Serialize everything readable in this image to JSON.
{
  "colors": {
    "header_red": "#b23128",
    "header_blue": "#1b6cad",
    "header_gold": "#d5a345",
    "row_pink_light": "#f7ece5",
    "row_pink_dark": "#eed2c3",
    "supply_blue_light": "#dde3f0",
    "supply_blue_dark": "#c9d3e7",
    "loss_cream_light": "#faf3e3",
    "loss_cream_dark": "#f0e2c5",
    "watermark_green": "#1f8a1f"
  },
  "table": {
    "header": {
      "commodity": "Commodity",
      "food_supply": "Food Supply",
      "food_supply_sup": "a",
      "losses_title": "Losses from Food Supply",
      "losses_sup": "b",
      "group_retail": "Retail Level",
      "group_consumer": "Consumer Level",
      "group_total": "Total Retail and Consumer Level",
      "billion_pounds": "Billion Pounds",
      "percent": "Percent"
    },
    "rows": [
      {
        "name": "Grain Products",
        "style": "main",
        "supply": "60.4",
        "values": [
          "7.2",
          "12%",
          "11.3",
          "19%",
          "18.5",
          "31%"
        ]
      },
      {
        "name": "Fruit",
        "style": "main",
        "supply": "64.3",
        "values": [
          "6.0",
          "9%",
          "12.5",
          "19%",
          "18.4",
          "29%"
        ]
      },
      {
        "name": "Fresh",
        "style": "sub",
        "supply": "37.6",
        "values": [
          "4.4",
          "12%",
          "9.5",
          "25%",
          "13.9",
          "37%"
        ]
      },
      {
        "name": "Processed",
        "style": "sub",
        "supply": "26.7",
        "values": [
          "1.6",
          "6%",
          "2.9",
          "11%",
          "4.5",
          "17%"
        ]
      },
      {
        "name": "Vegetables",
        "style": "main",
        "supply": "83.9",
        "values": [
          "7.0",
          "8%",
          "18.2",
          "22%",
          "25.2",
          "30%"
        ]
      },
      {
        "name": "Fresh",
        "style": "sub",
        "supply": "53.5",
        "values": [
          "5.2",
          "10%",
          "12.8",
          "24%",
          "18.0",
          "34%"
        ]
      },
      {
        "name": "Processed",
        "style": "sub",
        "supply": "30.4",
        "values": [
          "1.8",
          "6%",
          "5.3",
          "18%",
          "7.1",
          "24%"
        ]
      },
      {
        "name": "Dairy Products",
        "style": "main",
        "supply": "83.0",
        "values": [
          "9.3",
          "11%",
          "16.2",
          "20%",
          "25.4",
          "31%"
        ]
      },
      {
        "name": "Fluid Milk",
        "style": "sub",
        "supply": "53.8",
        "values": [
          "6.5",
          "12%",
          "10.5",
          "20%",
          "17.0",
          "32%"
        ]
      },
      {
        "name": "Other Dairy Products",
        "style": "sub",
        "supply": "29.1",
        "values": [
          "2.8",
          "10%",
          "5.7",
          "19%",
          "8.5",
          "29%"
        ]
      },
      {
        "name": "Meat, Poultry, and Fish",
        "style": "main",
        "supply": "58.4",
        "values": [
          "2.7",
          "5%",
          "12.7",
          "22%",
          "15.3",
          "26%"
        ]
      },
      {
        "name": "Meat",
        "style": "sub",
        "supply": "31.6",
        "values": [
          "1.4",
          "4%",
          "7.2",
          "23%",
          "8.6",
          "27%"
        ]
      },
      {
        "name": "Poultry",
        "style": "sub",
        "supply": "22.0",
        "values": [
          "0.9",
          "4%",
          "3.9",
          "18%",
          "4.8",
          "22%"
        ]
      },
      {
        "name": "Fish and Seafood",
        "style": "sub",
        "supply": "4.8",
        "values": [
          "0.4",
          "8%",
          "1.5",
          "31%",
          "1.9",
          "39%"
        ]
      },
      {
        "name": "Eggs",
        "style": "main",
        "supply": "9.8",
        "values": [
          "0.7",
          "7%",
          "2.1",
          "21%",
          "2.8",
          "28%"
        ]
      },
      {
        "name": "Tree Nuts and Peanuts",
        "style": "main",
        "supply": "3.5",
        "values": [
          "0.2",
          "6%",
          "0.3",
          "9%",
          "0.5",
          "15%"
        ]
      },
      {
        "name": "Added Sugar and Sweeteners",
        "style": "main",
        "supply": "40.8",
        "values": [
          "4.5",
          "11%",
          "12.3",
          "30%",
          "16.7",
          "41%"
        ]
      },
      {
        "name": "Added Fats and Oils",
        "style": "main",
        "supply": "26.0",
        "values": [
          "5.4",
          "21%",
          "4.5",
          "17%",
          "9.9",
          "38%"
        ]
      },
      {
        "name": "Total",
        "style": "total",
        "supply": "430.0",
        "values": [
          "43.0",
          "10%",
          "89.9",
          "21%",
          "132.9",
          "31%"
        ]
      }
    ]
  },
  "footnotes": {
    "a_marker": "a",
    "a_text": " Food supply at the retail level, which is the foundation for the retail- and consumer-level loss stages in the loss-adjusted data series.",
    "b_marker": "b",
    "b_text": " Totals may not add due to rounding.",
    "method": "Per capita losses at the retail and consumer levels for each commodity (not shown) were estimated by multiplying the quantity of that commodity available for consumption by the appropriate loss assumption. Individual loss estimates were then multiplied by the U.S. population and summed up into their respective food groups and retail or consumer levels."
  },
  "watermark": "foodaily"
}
================
All of the entries must be quoted exactly; please include each one.

▶ [ANSWER BELOW]
Serialize everything readable in this image to JSON.
{
  "colors": {
    "header_red": "#b23128",
    "header_blue": "#1b6cad",
    "header_gold": "#d5a345",
    "row_pink_light": "#f7ece5",
    "row_pink_dark": "#eed2c3",
    "supply_blue_light": "#dde3f0",
    "supply_blue_dark": "#c9d3e7",
    "loss_cream_light": "#faf3e3",
    "loss_cream_dark": "#f0e2c5",
    "watermark_green": "#1f8a1f"
  },
  "table": {
    "header": {
      "commodity": "Commodity",
      "food_supply": "Food Supply",
      "food_supply_sup": "a",
      "losses_title": "Losses from Food Supply",
      "losses_sup": "b",
      "group_retail": "Retail Level",
      "group_consumer": "Consumer Level",
      "group_total": "Total Retail and Consumer Level",
      "billion_pounds": "Billion Pounds",
      "percent": "Percent"
    },
    "rows": [
      {
        "name": "Grain Products",
        "style": "main",
        "supply": "60.4",
        "values": [
          "7.2",
          "12%",
          "11.3",
          "19%",
          "18.5",
          "31%"
        ]
      },
      {
        "name": "Fruit",
        "style": "main",
        "supply": "64.3",
        "values": [
          "6.0",
          "9%",
          "12.5",
          "19%",
          "18.4",
          "29%"
        ]
      },
      {
        "name": "Fresh",
        "style": "sub",
        "supply": "37.6",
        "values": [
          "4.4",
          "12%",
          "9.5",
          "25%",
          "13.9",
          "37%"
        ]
      },
      {
        "name": "Processed",
        "style": "sub",
        "supply": "26.7",
        "values": [
          "1.6",
          "6%",
          "2.9",
          "11%",
          "4.5",
          "17%"
        ]
      },
      {
        "name": "Vegetables",
        "style": "main",
        "supply": "83.9",
        "values": [
          "7.0",
          "8%",
          "18.2",
          "22%",
          "25.2",
          "30%"
        ]
      },
      {
        "name": "Fresh",
        "style": "sub",
        "supply": "53.5",
        "values": [
          "5.2",
          "10%",
          "12.8",
          "24%",
          "18.0",
          "34%"
        ]
      },
      {
        "name": "Processed",
        "style": "sub",
        "supply": "30.4",
        "values": [
          "1.8",
          "6%",
          "5.3",
          "18%",
          "7.1",
          "24%"
        ]
      },
      {
        "name": "Dairy Products",
        "style": "main",
        "supply": "83.0",
        "values": [
          "9.3",
          "11%",
          "16.2",
          "20%",
          "25.4",
          "31%"
        ]
      },
      {
        "name": "Fluid Milk",
        "style": "sub",
        "supply": "53.8",
        "values": [
          "6.5",
          "12%",
          "10.5",
          "20%",
          "17.0",
          "32%"
        ]
      },
      {
        "name": "Other Dairy Products",
        "style": "sub",
        "supply": "29.1",
        "values": [
          "2.8",
          "10%",
          "5.7",
          "19%",
          "8.5",
          "29%"
        ]
      },
      {
        "name": "Meat, Poultry, and Fish",
        "style": "main",
        "supply": "58.4",
        "values": [
          "2.7",
          "5%",
          "12.7",
          "22%",
          "15.3",
          "26%"
        ]
      },
      {
        "name": "Meat",
        "style": "sub",
        "supply": "31.6",
        "values": [
          "1.4",
          "4%",
          "7.2",
          "23%",
          "8.6",
          "27%"
        ]
      },
      {
        "name": "Poultry",
        "style": "sub",
        "supply": "22.0",
        "values": [
          "0.9",
          "4%",
          "3.9",
          "18%",
          "4.8",
          "22%"
        ]
      },
      {
        "name": "Fish and Seafood",
        "style": "sub",
        "supply": "4.8",
        "values": [
          "0.4",
          "8%",
          "1.5",
          "31%",
          "1.9",
          "39%"
        ]
      },
      {
        "name": "Eggs",
        "style": "main",
        "supply": "9.8",
        "values": [
          "0.7",
          "7%",
          "2.1",
          "21%",
          "2.8",
          "28%"
        ]
      },
      {
        "name": "Tree Nuts and Peanuts",
        "style": "main",
        "supply": "3.5",
        "values": [
          "0.2",
          "6%",
          "0.3",
          "9%",
          "0.5",
          "15%"
        ]
      },
      {
        "name": "Added Sugar and Sweeteners",
        "style": "main",
        "supply": "40.8",
        "values": [
          "4.5",
          "11%",
          "12.3",
          "30%",
          "16.7",
          "41%"
        ]
      },
      {
        "name": "Added Fats and Oils",
        "style": "main",
        "supply": "26.0",
        "values": [
          "5.4",
          "21%",
          "4.5",
          "17%",
          "9.9",
          "38%"
        ]
      },
      {
        "name": "Total",
        "style": "total",
        "supply": "430.0",
        "values": [
          "43.0",
          "10%",
          "89.9",
          "21%",
          "132.9",
          "31%"
        ]
      }
    ]
  },
  "footnotes": {
    "a_marker": "a",
    "a_text": " Food supply at the retail level, which is the foundation for the retail- and consumer-level loss stages in the loss-adjusted data series.",
    "b_marker": "b",
    "b_text": " Totals may not add due to rounding.",
    "method": "Per capita losses at the retail and consumer levels for each commodity (not shown) were estimated by multiplying the quantity of that commodity available for consumption by the appropriate loss assumption. Individual loss estimates were then multiplied by the U.S. population and summed up into their respective food groups and retail or consumer levels."
  },
  "watermark": "foodaily"
}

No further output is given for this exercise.